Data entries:
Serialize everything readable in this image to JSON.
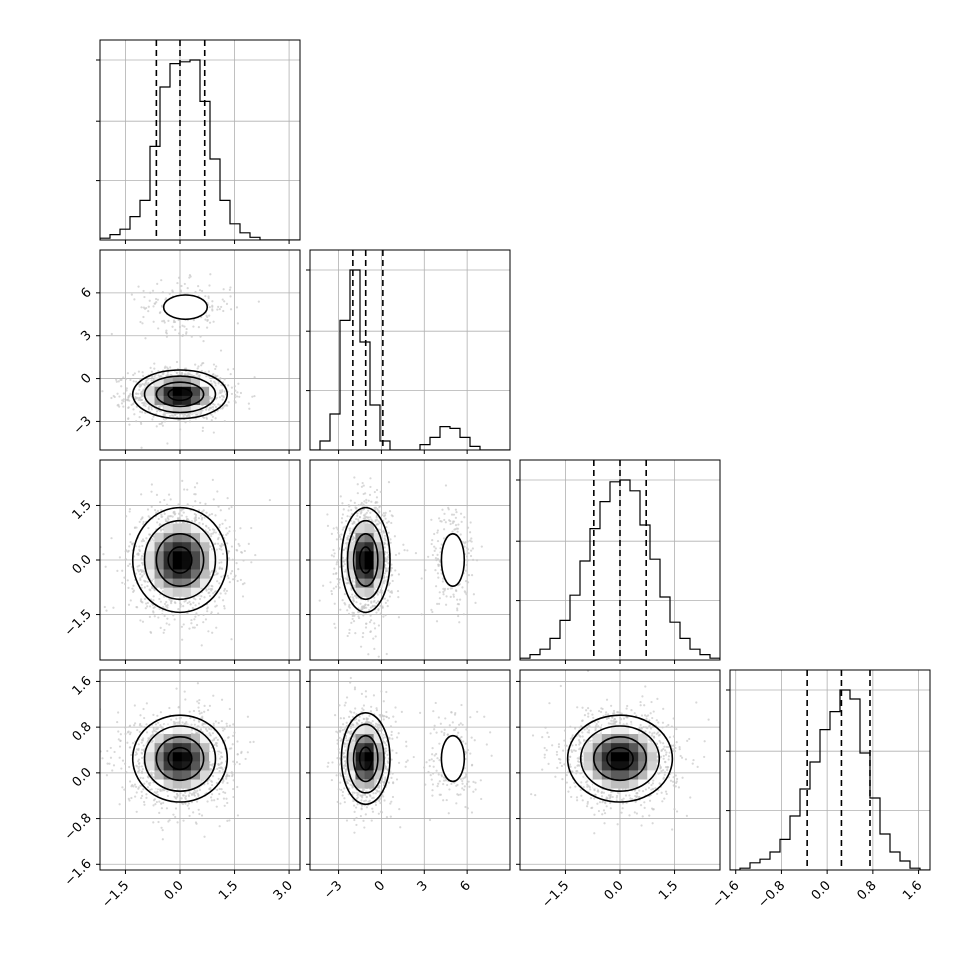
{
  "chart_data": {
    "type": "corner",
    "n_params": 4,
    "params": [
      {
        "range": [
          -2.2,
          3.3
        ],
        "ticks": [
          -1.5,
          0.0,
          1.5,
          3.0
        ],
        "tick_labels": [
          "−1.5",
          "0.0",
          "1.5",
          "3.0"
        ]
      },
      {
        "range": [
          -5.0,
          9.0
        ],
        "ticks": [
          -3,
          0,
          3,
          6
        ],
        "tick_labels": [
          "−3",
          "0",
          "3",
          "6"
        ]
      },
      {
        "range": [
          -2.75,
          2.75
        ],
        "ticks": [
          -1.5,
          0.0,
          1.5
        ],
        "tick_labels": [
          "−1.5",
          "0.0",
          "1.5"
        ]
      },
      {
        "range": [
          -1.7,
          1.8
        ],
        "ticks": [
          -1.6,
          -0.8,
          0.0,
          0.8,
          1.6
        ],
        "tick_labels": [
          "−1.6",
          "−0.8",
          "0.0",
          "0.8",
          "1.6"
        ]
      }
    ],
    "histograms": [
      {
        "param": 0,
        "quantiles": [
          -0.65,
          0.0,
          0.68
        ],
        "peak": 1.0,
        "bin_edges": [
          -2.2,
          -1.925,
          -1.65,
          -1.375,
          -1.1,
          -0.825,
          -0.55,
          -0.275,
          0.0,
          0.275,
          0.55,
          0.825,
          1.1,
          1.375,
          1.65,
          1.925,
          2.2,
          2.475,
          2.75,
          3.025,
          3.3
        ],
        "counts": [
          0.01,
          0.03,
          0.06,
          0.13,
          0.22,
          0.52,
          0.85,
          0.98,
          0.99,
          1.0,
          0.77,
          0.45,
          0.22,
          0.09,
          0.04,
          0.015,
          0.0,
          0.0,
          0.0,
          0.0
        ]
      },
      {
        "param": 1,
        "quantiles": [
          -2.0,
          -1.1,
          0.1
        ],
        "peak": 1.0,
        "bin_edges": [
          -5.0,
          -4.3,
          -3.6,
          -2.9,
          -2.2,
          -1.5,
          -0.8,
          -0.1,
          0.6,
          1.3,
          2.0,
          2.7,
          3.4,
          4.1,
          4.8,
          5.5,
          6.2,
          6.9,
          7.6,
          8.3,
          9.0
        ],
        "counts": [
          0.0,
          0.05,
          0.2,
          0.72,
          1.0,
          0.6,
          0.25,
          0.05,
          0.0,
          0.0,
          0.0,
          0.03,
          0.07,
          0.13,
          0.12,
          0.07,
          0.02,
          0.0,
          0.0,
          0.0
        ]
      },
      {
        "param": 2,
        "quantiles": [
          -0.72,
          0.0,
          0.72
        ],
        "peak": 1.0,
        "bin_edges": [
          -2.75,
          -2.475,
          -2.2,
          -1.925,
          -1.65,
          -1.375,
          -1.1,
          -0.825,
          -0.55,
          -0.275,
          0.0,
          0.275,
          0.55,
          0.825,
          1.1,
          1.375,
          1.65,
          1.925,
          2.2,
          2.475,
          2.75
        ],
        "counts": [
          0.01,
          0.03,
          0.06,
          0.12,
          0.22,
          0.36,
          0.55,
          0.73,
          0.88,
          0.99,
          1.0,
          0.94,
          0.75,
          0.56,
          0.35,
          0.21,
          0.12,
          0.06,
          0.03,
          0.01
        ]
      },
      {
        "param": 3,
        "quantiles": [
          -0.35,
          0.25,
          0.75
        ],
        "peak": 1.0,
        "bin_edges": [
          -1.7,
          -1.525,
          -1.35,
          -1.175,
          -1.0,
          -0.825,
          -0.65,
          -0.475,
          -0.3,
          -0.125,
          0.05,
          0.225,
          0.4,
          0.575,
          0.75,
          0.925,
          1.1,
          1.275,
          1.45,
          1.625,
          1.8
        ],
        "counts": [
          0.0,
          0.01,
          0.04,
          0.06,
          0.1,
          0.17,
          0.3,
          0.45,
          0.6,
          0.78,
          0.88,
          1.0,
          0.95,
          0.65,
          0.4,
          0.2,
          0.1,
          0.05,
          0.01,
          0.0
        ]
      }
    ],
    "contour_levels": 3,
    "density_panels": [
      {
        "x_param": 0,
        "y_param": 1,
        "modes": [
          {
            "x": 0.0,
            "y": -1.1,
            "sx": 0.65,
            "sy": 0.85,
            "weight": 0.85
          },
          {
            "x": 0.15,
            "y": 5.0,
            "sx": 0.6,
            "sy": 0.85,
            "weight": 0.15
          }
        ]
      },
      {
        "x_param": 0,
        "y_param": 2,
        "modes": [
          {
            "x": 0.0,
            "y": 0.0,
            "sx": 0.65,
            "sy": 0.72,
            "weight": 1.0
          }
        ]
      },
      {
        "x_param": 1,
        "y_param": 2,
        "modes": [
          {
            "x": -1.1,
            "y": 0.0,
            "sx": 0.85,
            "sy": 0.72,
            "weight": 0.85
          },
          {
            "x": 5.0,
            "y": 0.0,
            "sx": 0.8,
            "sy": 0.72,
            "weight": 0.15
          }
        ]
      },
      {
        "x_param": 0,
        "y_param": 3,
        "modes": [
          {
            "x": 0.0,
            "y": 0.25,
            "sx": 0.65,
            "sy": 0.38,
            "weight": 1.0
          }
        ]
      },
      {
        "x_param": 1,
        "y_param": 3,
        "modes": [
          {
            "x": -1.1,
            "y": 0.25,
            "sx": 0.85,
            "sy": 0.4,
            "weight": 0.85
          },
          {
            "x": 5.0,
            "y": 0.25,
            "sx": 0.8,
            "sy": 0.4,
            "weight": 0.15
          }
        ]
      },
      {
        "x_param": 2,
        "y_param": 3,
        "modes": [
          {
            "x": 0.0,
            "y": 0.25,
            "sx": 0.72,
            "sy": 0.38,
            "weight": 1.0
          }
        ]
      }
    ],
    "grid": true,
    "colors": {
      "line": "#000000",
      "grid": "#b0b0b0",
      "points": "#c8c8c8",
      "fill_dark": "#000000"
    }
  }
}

==

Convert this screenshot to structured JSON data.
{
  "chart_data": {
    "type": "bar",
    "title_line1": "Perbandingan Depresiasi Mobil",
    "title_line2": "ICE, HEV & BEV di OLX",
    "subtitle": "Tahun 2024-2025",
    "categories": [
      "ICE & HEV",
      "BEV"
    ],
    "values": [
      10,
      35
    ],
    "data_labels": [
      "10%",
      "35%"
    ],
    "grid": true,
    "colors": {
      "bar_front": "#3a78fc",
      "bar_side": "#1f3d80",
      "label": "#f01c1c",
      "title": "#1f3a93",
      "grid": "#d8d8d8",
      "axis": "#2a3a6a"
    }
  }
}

• **What you have to do**
Extract all lines from the material above that include the word "grid".

• **Solved exercise**
    "grid": true,
      "grid": "#b0b0b0",
    "grid": true,
      "grid": "#d8d8d8",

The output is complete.